» **What is being asked**
From the line containing "Enumerate this screenshot's" down to the last line, set down each line exactly as it is, and nothing more. Leave the pictures out.

[Items listed in a dataset]
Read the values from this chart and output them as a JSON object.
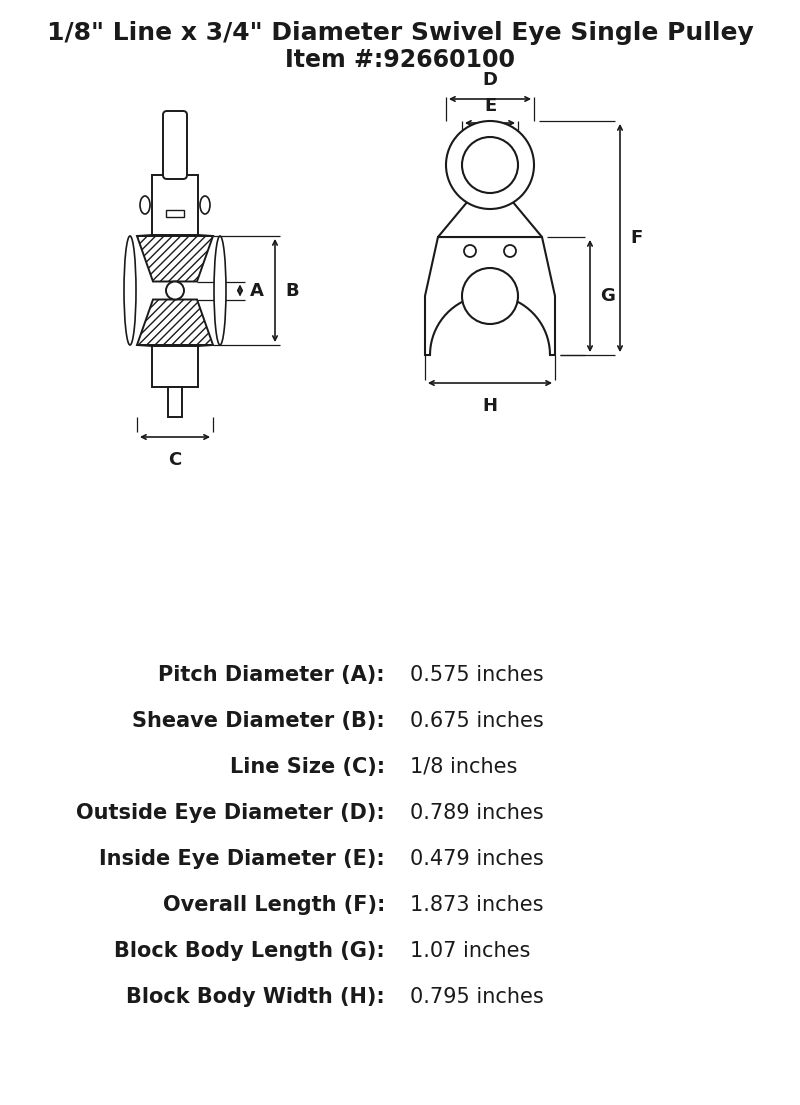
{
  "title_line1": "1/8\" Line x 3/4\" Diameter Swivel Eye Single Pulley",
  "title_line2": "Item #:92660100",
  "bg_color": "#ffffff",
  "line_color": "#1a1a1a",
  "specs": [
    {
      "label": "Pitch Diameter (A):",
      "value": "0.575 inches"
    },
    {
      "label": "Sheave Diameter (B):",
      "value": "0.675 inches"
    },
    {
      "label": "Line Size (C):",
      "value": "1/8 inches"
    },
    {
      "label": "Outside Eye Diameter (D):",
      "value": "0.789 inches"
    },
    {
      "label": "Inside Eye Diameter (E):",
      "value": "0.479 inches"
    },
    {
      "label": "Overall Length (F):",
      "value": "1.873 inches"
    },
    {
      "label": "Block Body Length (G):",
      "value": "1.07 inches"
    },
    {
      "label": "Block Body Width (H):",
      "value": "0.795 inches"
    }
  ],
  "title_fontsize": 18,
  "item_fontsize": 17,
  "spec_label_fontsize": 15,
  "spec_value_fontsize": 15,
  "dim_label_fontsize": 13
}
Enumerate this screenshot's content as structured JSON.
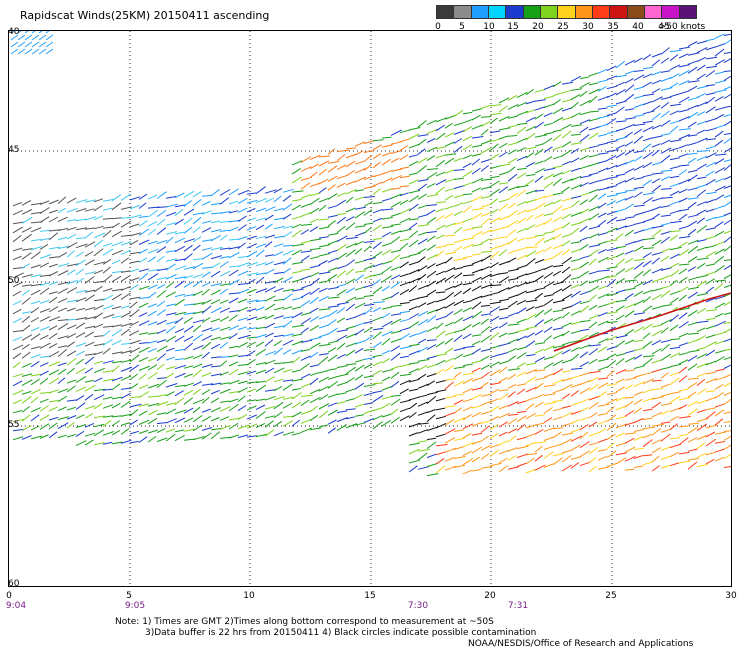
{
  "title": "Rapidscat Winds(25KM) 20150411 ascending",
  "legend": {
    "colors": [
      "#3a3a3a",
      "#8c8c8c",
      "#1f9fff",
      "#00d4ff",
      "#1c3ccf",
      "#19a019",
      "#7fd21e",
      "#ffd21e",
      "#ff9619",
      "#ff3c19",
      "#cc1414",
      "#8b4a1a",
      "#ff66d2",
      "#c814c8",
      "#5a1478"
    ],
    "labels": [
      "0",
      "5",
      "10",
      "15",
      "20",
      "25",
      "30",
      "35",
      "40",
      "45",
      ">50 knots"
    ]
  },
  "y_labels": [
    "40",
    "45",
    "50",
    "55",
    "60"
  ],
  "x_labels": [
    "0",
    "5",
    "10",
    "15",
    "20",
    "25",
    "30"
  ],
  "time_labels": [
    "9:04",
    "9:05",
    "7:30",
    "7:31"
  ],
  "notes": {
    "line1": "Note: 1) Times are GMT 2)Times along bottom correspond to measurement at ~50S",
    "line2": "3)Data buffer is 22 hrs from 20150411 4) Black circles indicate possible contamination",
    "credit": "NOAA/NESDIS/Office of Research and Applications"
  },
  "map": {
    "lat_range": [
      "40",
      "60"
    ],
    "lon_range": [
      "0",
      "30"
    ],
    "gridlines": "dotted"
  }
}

» **Output for this task**
Enumerate this screenshot's content as structured JSON.
{
  "title": "Rapidscat Winds(25KM) 20150411 ascending",
  "legend": {
    "colors": [
      "#3a3a3a",
      "#8c8c8c",
      "#1f9fff",
      "#00d4ff",
      "#1c3ccf",
      "#19a019",
      "#7fd21e",
      "#ffd21e",
      "#ff9619",
      "#ff3c19",
      "#cc1414",
      "#8b4a1a",
      "#ff66d2",
      "#c814c8",
      "#5a1478"
    ],
    "labels": [
      "0",
      "5",
      "10",
      "15",
      "20",
      "25",
      "30",
      "35",
      "40",
      "45",
      ">50 knots"
    ]
  },
  "y_labels": [
    "40",
    "45",
    "50",
    "55",
    "60"
  ],
  "x_labels": [
    "0",
    "5",
    "10",
    "15",
    "20",
    "25",
    "30"
  ],
  "time_labels": [
    "9:04",
    "9:05",
    "7:30",
    "7:31"
  ],
  "notes": {
    "line1": "Note: 1) Times are GMT 2)Times along bottom correspond to measurement at ~50S",
    "line2": "3)Data buffer is 22 hrs from 20150411 4) Black circles indicate possible contamination",
    "credit": "NOAA/NESDIS/Office of Research and Applications"
  },
  "map": {
    "lat_range": [
      "40",
      "60"
    ],
    "lon_range": [
      "0",
      "30"
    ],
    "gridlines": "dotted"
  }
}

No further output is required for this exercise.